#### What the task requires:
Reply with nothing except the number of lines that contain the word "aber".
## Start
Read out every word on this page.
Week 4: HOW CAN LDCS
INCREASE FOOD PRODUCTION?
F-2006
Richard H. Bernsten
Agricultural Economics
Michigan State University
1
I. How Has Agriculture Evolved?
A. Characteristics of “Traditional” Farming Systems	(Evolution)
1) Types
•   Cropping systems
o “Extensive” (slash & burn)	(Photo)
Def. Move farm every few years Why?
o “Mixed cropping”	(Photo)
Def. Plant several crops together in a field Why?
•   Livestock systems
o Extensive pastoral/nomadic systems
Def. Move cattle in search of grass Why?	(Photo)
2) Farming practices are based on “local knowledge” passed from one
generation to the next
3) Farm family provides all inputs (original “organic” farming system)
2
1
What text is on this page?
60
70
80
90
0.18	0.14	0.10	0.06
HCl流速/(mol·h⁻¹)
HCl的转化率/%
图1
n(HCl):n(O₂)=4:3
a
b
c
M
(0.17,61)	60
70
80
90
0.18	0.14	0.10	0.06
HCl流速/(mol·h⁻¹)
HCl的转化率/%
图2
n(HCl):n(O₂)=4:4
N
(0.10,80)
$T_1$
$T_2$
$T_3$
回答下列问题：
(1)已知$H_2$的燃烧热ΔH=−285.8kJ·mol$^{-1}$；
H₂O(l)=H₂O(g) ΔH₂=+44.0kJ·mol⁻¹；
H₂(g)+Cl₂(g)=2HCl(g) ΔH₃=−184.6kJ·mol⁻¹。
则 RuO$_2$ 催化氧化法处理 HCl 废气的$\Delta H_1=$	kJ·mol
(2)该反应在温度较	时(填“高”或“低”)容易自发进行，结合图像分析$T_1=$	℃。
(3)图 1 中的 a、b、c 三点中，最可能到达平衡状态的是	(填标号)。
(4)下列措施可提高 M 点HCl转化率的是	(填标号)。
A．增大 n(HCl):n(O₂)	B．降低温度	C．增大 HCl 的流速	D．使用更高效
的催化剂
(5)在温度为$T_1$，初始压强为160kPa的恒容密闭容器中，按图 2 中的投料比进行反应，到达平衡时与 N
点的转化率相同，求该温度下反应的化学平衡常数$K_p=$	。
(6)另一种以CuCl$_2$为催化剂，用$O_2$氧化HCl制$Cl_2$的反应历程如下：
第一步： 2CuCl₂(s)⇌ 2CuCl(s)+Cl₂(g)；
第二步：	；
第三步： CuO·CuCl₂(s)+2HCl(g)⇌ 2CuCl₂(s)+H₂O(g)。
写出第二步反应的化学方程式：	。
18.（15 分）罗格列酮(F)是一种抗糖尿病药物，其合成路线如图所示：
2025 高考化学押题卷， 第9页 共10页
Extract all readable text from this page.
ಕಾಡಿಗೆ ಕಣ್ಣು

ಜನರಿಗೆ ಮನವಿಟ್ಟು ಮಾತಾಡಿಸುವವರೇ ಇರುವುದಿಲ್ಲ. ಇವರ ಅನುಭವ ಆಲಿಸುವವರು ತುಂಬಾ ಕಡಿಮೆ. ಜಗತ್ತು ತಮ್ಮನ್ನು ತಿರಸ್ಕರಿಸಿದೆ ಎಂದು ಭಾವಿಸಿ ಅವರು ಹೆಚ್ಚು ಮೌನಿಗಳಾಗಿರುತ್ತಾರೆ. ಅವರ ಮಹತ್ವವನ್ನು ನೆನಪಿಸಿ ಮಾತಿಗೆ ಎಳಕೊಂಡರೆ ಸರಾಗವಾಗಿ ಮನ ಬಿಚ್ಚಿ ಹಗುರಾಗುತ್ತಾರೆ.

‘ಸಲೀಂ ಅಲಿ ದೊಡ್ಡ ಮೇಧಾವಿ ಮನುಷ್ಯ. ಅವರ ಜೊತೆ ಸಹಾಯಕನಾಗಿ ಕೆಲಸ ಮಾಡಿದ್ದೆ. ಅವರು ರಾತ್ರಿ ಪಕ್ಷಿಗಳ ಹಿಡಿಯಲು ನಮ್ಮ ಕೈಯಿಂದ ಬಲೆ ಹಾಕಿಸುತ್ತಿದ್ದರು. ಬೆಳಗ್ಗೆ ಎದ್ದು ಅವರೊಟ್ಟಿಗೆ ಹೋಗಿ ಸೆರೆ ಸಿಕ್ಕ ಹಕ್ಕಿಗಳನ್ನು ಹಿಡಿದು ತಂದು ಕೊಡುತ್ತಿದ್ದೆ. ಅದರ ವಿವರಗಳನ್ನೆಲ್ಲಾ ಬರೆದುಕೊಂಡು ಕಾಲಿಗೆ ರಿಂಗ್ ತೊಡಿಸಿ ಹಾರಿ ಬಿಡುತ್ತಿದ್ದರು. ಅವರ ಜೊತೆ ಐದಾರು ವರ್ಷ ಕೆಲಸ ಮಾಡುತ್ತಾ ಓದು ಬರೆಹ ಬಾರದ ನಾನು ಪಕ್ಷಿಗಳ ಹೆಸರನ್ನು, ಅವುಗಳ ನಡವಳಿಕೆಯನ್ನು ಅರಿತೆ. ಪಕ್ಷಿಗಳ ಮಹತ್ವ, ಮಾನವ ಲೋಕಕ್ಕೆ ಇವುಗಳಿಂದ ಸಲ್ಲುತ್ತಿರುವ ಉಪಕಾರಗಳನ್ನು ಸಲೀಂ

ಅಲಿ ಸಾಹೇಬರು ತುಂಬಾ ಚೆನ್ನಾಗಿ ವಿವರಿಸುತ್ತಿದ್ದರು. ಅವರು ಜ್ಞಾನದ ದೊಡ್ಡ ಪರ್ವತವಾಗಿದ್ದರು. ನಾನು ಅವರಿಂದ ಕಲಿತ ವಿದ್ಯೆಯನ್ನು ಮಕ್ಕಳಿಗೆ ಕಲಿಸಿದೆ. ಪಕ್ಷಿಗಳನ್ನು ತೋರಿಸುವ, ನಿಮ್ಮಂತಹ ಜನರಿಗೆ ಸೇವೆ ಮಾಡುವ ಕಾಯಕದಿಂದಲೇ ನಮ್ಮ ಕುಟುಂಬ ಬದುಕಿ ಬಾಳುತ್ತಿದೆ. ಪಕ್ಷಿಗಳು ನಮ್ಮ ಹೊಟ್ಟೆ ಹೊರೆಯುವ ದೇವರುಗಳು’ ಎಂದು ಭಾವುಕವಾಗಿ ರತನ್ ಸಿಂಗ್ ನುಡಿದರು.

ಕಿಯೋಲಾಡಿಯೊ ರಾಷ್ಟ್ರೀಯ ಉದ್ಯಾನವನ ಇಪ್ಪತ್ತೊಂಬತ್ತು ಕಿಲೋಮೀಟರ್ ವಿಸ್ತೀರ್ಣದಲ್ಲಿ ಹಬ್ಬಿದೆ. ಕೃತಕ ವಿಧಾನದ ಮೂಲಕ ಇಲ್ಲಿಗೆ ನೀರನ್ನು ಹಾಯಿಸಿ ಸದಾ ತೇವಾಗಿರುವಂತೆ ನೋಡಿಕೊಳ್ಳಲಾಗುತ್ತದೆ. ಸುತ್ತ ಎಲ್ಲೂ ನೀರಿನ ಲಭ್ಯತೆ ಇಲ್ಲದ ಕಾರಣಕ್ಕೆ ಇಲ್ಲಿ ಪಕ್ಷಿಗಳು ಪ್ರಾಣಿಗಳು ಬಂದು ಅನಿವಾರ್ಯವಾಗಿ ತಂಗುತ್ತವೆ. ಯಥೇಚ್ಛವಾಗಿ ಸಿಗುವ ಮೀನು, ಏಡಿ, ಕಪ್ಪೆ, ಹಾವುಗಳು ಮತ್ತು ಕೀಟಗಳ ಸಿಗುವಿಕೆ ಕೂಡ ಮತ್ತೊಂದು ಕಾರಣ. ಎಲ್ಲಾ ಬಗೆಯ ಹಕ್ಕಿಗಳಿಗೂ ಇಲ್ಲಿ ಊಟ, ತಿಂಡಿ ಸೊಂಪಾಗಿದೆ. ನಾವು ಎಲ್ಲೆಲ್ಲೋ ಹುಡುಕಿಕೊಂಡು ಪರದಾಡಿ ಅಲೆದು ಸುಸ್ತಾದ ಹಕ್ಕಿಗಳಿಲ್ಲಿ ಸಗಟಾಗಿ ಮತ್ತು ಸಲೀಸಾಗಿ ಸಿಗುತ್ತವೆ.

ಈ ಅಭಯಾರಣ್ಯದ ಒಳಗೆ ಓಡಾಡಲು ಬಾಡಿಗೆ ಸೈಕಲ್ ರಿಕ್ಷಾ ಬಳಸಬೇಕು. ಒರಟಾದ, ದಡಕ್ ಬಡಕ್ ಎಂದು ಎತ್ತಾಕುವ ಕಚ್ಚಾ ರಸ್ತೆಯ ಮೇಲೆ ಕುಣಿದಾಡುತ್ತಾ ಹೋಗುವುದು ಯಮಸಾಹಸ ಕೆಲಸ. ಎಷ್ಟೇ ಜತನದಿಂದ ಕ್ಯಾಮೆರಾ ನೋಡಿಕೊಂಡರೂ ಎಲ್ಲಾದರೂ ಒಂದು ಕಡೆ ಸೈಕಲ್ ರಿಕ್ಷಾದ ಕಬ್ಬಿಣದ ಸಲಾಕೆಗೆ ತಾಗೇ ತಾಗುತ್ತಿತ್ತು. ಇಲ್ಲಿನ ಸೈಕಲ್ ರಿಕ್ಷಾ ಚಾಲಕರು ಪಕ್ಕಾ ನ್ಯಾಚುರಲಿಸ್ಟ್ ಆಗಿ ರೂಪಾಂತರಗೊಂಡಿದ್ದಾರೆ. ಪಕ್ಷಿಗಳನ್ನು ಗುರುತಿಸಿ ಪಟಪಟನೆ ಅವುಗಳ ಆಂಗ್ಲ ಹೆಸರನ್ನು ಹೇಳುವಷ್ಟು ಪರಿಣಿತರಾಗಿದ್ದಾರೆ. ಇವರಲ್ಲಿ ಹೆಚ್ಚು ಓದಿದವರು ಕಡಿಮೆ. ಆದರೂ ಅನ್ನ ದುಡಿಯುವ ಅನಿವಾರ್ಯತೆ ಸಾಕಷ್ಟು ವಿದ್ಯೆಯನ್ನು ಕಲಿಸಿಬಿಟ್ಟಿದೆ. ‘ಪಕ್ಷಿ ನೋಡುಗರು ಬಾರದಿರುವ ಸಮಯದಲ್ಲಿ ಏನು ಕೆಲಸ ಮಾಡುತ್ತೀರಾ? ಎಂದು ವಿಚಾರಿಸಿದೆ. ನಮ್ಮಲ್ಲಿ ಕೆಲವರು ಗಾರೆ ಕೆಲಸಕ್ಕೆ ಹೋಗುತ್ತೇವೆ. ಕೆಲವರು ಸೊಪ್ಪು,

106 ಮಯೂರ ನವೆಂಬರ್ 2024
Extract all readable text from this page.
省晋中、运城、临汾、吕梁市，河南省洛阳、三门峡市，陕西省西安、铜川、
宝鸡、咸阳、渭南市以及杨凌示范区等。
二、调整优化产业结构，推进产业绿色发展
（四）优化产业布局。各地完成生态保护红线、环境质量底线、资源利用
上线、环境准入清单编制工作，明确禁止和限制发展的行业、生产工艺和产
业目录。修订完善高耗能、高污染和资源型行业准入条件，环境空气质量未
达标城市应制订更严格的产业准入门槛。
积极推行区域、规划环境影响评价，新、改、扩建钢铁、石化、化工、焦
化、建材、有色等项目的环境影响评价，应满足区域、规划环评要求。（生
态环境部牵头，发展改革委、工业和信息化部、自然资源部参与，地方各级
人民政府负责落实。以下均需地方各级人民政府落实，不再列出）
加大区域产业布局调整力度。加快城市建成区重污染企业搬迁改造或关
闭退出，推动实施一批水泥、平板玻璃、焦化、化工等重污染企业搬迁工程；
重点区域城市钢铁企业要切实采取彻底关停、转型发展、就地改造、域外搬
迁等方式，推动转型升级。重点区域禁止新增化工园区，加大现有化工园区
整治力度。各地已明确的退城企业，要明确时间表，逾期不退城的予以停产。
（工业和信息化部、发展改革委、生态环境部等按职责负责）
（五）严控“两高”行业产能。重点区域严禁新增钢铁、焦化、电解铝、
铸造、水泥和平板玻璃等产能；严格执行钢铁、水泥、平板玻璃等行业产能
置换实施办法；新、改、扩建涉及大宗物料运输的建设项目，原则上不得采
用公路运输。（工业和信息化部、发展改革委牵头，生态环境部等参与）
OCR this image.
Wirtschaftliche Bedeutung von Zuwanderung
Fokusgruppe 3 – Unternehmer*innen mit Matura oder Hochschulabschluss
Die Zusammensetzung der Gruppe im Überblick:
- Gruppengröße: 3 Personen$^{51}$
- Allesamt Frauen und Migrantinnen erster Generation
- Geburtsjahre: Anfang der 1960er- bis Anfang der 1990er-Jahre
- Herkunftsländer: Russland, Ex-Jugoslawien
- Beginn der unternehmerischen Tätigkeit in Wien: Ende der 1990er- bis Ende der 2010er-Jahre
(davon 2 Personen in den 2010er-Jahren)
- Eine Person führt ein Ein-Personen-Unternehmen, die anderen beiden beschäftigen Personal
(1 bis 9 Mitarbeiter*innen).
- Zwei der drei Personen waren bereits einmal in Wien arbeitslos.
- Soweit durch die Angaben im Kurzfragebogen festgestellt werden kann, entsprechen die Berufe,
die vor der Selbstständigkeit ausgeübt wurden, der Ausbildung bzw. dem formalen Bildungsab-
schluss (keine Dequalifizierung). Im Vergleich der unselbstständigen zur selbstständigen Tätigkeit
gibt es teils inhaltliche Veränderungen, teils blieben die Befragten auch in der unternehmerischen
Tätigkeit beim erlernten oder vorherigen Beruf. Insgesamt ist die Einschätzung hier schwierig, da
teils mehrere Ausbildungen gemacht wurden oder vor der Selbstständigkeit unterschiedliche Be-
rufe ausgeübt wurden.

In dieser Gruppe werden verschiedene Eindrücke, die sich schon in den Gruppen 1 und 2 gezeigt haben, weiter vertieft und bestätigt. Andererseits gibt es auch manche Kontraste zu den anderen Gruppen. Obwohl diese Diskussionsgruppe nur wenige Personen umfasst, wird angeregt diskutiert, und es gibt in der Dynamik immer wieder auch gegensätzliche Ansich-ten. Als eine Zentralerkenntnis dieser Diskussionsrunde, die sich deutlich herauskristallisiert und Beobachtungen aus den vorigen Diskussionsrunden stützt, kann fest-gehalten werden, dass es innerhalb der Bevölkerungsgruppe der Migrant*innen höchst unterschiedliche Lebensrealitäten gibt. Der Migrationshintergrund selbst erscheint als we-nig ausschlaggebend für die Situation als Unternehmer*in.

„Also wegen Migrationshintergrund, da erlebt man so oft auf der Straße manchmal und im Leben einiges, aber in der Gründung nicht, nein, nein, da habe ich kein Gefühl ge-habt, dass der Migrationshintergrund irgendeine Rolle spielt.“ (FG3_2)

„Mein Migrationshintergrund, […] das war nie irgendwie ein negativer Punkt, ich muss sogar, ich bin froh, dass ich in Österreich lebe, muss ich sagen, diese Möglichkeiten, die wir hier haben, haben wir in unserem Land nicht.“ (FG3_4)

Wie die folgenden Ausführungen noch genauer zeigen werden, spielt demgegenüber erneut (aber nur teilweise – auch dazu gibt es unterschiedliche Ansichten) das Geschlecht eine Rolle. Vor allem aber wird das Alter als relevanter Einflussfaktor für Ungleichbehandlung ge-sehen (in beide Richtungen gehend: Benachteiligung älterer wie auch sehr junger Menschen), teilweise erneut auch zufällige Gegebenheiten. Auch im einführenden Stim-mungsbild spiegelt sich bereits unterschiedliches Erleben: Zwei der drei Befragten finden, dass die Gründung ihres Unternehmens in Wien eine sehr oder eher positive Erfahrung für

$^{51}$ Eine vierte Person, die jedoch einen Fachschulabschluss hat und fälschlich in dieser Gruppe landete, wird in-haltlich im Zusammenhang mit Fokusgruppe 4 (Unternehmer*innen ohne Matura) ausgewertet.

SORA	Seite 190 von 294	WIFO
## End
#### Worked answer:
2